Could you reproduce the following data word for word, omitting the pictures?

___ EXTRACTED ENTRIES ___

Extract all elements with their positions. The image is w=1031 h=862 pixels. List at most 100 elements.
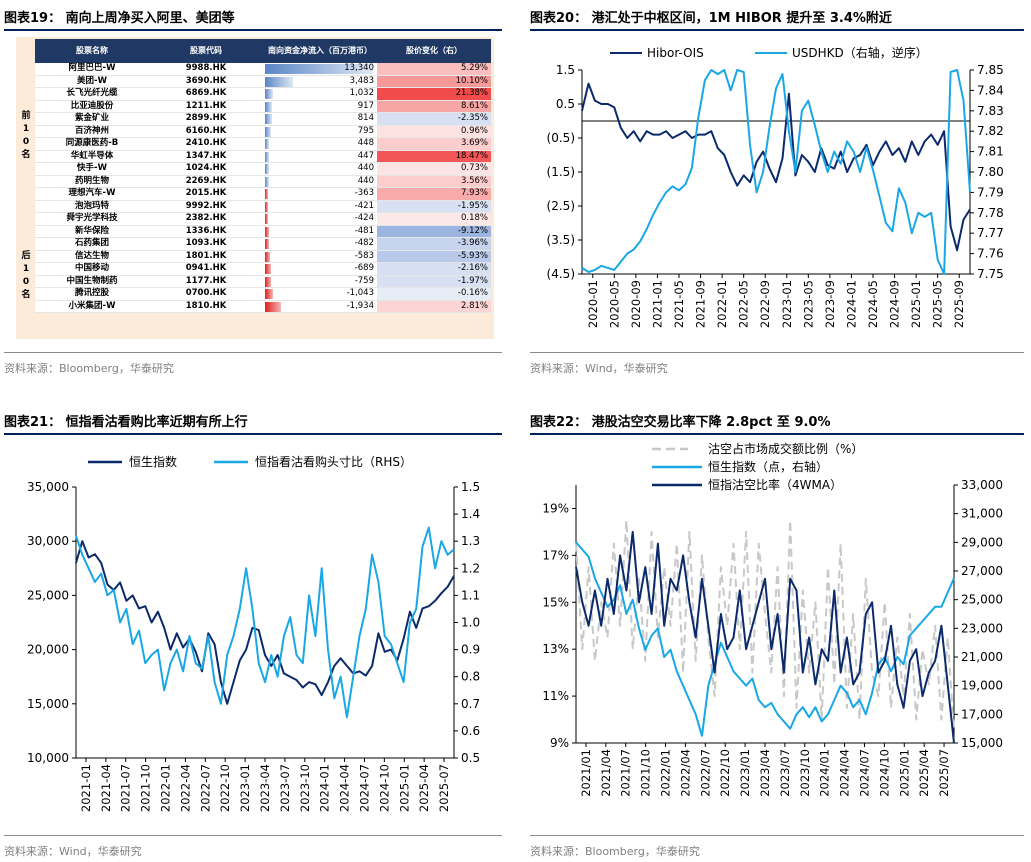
fig19-flow-bar (265, 176, 269, 187)
figure-19-source-rule (4, 352, 502, 353)
fig20-right-tick-label: 7.78 (977, 206, 1004, 220)
fig19-flow-cell: -363 (263, 187, 377, 201)
fig20-x-tick-label: 2022-09 (758, 280, 772, 328)
figure-22-title: 图表22： 港股沽空交易比率下降 2.8pct 至 9.0% (530, 415, 831, 430)
fig22-legend: 沽空占市场成交额比例（%） 恒生指数（点，右轴） 恒指沽空比率（4WMA） (652, 441, 863, 492)
fig21-right-tick-label: 0.9 (461, 643, 480, 657)
fig19-flow-cell: 795 (263, 125, 377, 138)
fig19-flow-bar (265, 276, 272, 287)
fig19-stock-name: 华虹半导体 (35, 150, 149, 163)
fig19-row: 同源康医药-B 2410.HK 448 3.69% (35, 137, 491, 151)
fig19-stock-code: 6869.HK (149, 87, 263, 101)
fig20-x-tick-label: 2024-09 (888, 280, 902, 328)
fig20-x-tick-label: 2021-01 (650, 280, 664, 328)
fig20-x-tick-label: 2024-01 (844, 280, 858, 328)
fig19-flow-cell: -482 (263, 237, 377, 251)
fig21-x-tick-label: 2023-07 (278, 764, 292, 812)
fig19-flow-value: -1,043 (346, 288, 374, 298)
fig20-x-tick-label: 2021-09 (694, 280, 708, 328)
fig19-flow-bar (265, 251, 270, 262)
fig22-x-tick-label: 2025/01 (897, 749, 911, 797)
fig22-left-tick-label: 19% (542, 501, 569, 515)
fig20-right-tick-label: 7.77 (977, 226, 1004, 240)
fig20-x-tick-label: 2022-01 (715, 280, 729, 328)
figure-22-source: 资料来源：Bloomberg，华泰研究 (530, 845, 700, 858)
fig20-x-tick-label: 2021-05 (672, 280, 686, 328)
fig19-flow-value: 440 (357, 163, 374, 173)
fig20-left-tick-label: (0.5) (547, 131, 575, 145)
fig21-x-tick-label: 2021-10 (139, 764, 153, 812)
fig21-right-tick-label: 0.8 (461, 670, 480, 684)
fig19-stock-code: 2269.HK (149, 175, 263, 188)
fig19-stock-name: 石药集团 (35, 237, 149, 251)
fig22-x-tick-label: 2024/04 (838, 749, 852, 797)
fig19-flow-bar (265, 114, 272, 124)
fig19-flow-value: -363 (354, 188, 374, 198)
fig20-x-tick-label: 2024-05 (866, 280, 880, 328)
fig21-right-tick-label: 0.5 (461, 751, 480, 765)
fig22-x-tick-label: 2022/07 (698, 749, 712, 797)
fig19-flow-bar (265, 164, 269, 174)
fig20-x-tick-label: 2020-05 (607, 280, 621, 328)
fig21-x-tick-label: 2021-07 (119, 764, 133, 812)
fig20-x-tick-label: 2023-01 (780, 280, 794, 328)
fig22-right-tick-label: 25,000 (961, 593, 1003, 607)
fig19-flow-value: 917 (357, 100, 374, 111)
fig22-x-tick-label: 2021/10 (639, 749, 653, 797)
fig21-right-tick-label: 1.0 (461, 616, 480, 630)
fig21-right-tick-label: 0.7 (461, 697, 480, 711)
fig19-stock-name: 理想汽车-W (35, 187, 149, 201)
fig19-row: 百济神州 6160.HK 795 0.96% (35, 125, 491, 138)
fig19-flow-cell: -1,934 (263, 300, 377, 313)
fig19-flow-bar (265, 126, 272, 137)
fig19-flow-cell: 440 (263, 162, 377, 176)
fig20-x-tick-label: 2020-01 (586, 280, 600, 328)
fig19-row: 舜宇光学科技 2382.HK -424 0.18% (35, 212, 491, 226)
fig20-x-tick-label: 2023-09 (823, 280, 837, 328)
fig22-left-tick-label: 17% (542, 548, 569, 562)
fig19-chg-cell: 0.73% (377, 162, 491, 176)
fig22-x-tick-label: 2024/10 (877, 749, 891, 797)
fig22-right-tick-label: 15,000 (961, 736, 1003, 750)
fig19-flow-bar (265, 226, 269, 237)
fig22-x-tick-label: 2025/07 (937, 749, 951, 797)
figure-20-panel: 图表20： 港汇处于中枢区间，1M HIBOR 提升至 3.4%附近 Hibor… (530, 0, 1028, 380)
fig19-stock-name: 阿里巴巴-W (35, 63, 149, 76)
fig21-x-tick-label: 2025-04 (417, 764, 431, 812)
fig22-x-tick-label: 2021/01 (579, 749, 593, 797)
fig19-row: 药明生物 2269.HK 440 3.56% (35, 175, 491, 188)
figure-19-title: 图表19： 南向上周净买入阿里、美团等 (4, 11, 235, 26)
fig22-left-tick-label: 15% (542, 595, 569, 609)
fig20-left-tick-label: (4.5) (547, 267, 575, 281)
fig20-x-tick-label: 2020-09 (629, 280, 643, 328)
fig22-legend-ratio: 恒指沽空比率（4WMA） (708, 477, 842, 492)
fig21-right-tick-label: 1.2 (461, 561, 480, 575)
fig19-flow-value: 448 (357, 138, 374, 148)
fig20-x-tick-label: 2025-05 (931, 280, 945, 328)
fig22-series-3-line (575, 530, 955, 744)
fig19-flow-value: 13,340 (344, 63, 374, 73)
fig19-stock-name: 泡泡玛特 (35, 200, 149, 213)
fig19-row: 小米集团-W 1810.HK -1,934 2.81% (35, 300, 491, 313)
fig21-left-tick-label: 25,000 (27, 588, 69, 602)
figure-20-source: 资料来源：Wind，华泰研究 (530, 362, 668, 375)
fig22-x-tick-label: 2024/07 (857, 749, 871, 797)
fig20-left-tick-label: (1.5) (547, 165, 575, 179)
fig19-stock-code: 2410.HK (149, 137, 263, 151)
fig22-right-tick-label: 33,000 (961, 478, 1003, 492)
fig21-legend: 恒生指数 恒指看沽看购头寸比（RHS） (88, 454, 412, 469)
fig19-flow-cell: -583 (263, 250, 377, 263)
fig19-flow-cell: 447 (263, 150, 377, 163)
fig20-right-tick-label: 7.75 (977, 267, 1004, 281)
fig21-x-tick-label: 2025-07 (437, 764, 451, 812)
fig19-flow-bar (265, 289, 274, 299)
fig21-x-tick-label: 2023-04 (258, 764, 272, 812)
fig19-chg-cell: -1.97% (377, 275, 491, 288)
fig22-x-tick-label: 2024/01 (818, 749, 832, 797)
fig20-x-tick-label: 2025-09 (952, 280, 966, 328)
fig22-x-tick-label: 2021/07 (619, 749, 633, 797)
fig19-group-top-label: 前10名 (21, 111, 31, 160)
fig19-flow-value: -482 (354, 238, 374, 248)
fig20-right-tick-label: 7.84 (977, 83, 1004, 97)
fig19-flow-value: 440 (357, 175, 374, 186)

___

**REPLY TO THE TASK:**
Extract all elements with their positions. The image is w=1031 h=862 pixels. List at most 100 elements.
fig19-flow-bar (265, 176, 269, 187)
figure-19-source-rule (4, 352, 502, 353)
fig20-right-tick-label: 7.78 (977, 206, 1004, 220)
fig19-flow-cell: -363 (263, 187, 377, 201)
fig20-x-tick-label: 2022-09 (758, 280, 772, 328)
figure-22-title: 图表22： 港股沽空交易比率下降 2.8pct 至 9.0% (530, 415, 831, 430)
fig22-legend: 沽空占市场成交额比例（%） 恒生指数（点，右轴） 恒指沽空比率（4WMA） (652, 441, 863, 492)
fig21-right-tick-label: 0.9 (461, 643, 480, 657)
fig19-flow-cell: 795 (263, 125, 377, 138)
fig19-flow-bar (265, 276, 272, 287)
fig19-stock-name: 华虹半导体 (35, 150, 149, 163)
fig19-row: 同源康医药-B 2410.HK 448 3.69% (35, 137, 491, 151)
fig19-stock-code: 6869.HK (149, 87, 263, 101)
fig20-x-tick-label: 2024-09 (888, 280, 902, 328)
fig20-x-tick-label: 2021-01 (650, 280, 664, 328)
fig20-x-tick-label: 2024-01 (844, 280, 858, 328)
fig19-flow-cell: -482 (263, 237, 377, 251)
fig21-x-tick-label: 2023-07 (278, 764, 292, 812)
fig19-flow-value: -1,043 (346, 288, 374, 298)
fig20-x-tick-label: 2021-09 (694, 280, 708, 328)
fig19-flow-bar (265, 251, 270, 262)
fig22-x-tick-label: 2025/01 (897, 749, 911, 797)
fig22-left-tick-label: 19% (542, 501, 569, 515)
fig20-right-tick-label: 7.77 (977, 226, 1004, 240)
fig20-x-tick-label: 2022-01 (715, 280, 729, 328)
figure-22-source: 资料来源：Bloomberg，华泰研究 (530, 845, 700, 858)
fig20-x-tick-label: 2021-05 (672, 280, 686, 328)
fig19-flow-value: 440 (357, 163, 374, 173)
fig20-left-tick-label: (0.5) (547, 131, 575, 145)
fig21-x-tick-label: 2021-10 (139, 764, 153, 812)
fig21-right-tick-label: 0.8 (461, 670, 480, 684)
fig19-stock-code: 2269.HK (149, 175, 263, 188)
fig19-stock-name: 石药集团 (35, 237, 149, 251)
fig22-x-tick-label: 2024/04 (838, 749, 852, 797)
fig19-flow-bar (265, 114, 272, 124)
fig19-flow-value: -363 (354, 188, 374, 198)
fig20-x-tick-label: 2024-05 (866, 280, 880, 328)
fig21-right-tick-label: 0.5 (461, 751, 480, 765)
fig22-x-tick-label: 2022/07 (698, 749, 712, 797)
fig19-flow-bar (265, 164, 269, 174)
fig20-x-tick-label: 2020-05 (607, 280, 621, 328)
fig21-x-tick-label: 2021-07 (119, 764, 133, 812)
fig20-x-tick-label: 2023-01 (780, 280, 794, 328)
fig22-right-tick-label: 25,000 (961, 593, 1003, 607)
fig19-flow-value: 917 (357, 100, 374, 111)
fig22-x-tick-label: 2021/10 (639, 749, 653, 797)
fig21-right-tick-label: 1.0 (461, 616, 480, 630)
fig21-right-tick-label: 0.7 (461, 697, 480, 711)
fig19-stock-name: 理想汽车-W (35, 187, 149, 201)
fig19-row: 百济神州 6160.HK 795 0.96% (35, 125, 491, 138)
fig19-flow-cell: -1,934 (263, 300, 377, 313)
fig19-flow-bar (265, 126, 272, 137)
fig19-flow-cell: 440 (263, 162, 377, 176)
fig20-x-tick-label: 2020-01 (586, 280, 600, 328)
fig19-row: 舜宇光学科技 2382.HK -424 0.18% (35, 212, 491, 226)
fig20-x-tick-label: 2023-09 (823, 280, 837, 328)
fig22-left-tick-label: 17% (542, 548, 569, 562)
fig19-chg-cell: 0.73% (377, 162, 491, 176)
fig22-x-tick-label: 2024/10 (877, 749, 891, 797)
fig22-right-tick-label: 15,000 (961, 736, 1003, 750)
fig19-flow-bar (265, 226, 269, 237)
fig22-x-tick-label: 2025/07 (937, 749, 951, 797)
figure-20-panel: 图表20： 港汇处于中枢区间，1M HIBOR 提升至 3.4%附近 Hibor… (530, 0, 1028, 380)
fig19-stock-name: 阿里巴巴-W (35, 63, 149, 76)
fig21-x-tick-label: 2025-04 (417, 764, 431, 812)
fig22-x-tick-label: 2021/01 (579, 749, 593, 797)
fig19-row: 药明生物 2269.HK 440 3.56% (35, 175, 491, 188)
figure-19-title: 图表19： 南向上周净买入阿里、美团等 (4, 11, 235, 26)
fig22-left-tick-label: 15% (542, 595, 569, 609)
fig20-left-tick-label: (4.5) (547, 267, 575, 281)
fig20-x-tick-label: 2020-09 (629, 280, 643, 328)
fig22-legend-ratio: 恒指沽空比率（4WMA） (708, 477, 842, 492)
fig21-right-tick-label: 1.2 (461, 561, 480, 575)
fig19-flow-value: 448 (357, 138, 374, 148)
fig20-x-tick-label: 2025-05 (931, 280, 945, 328)
fig22-series-3-line (575, 530, 955, 744)
fig19-flow-value: 13,340 (344, 63, 374, 73)
fig19-stock-name: 泡泡玛特 (35, 200, 149, 213)
fig19-row: 小米集团-W 1810.HK -1,934 2.81% (35, 300, 491, 313)
fig21-left-tick-label: 25,000 (27, 588, 69, 602)
figure-20-source: 资料来源：Wind，华泰研究 (530, 362, 668, 375)
fig22-x-tick-label: 2024/07 (857, 749, 871, 797)
fig20-left-tick-label: (1.5) (547, 165, 575, 179)
fig19-stock-code: 2410.HK (149, 137, 263, 151)
fig22-right-tick-label: 33,000 (961, 478, 1003, 492)
fig21-legend: 恒生指数 恒指看沽看购头寸比（RHS） (88, 454, 412, 469)
fig19-flow-cell: -583 (263, 250, 377, 263)
fig19-flow-cell: 447 (263, 150, 377, 163)
fig20-right-tick-label: 7.75 (977, 267, 1004, 281)
fig21-x-tick-label: 2025-07 (437, 764, 451, 812)
fig19-flow-bar (265, 289, 274, 299)
fig21-x-tick-label: 2023-04 (258, 764, 272, 812)
fig19-chg-cell: -1.97% (377, 275, 491, 288)
fig22-x-tick-label: 2024/01 (818, 749, 832, 797)
fig20-x-tick-label: 2025-09 (952, 280, 966, 328)
fig22-x-tick-label: 2021/07 (619, 749, 633, 797)
fig19-group-top-label: 前10名 (21, 111, 31, 160)
fig19-flow-value: -482 (354, 238, 374, 248)
fig20-right-tick-label: 7.84 (977, 83, 1004, 97)
fig19-flow-value: 440 (357, 175, 374, 186)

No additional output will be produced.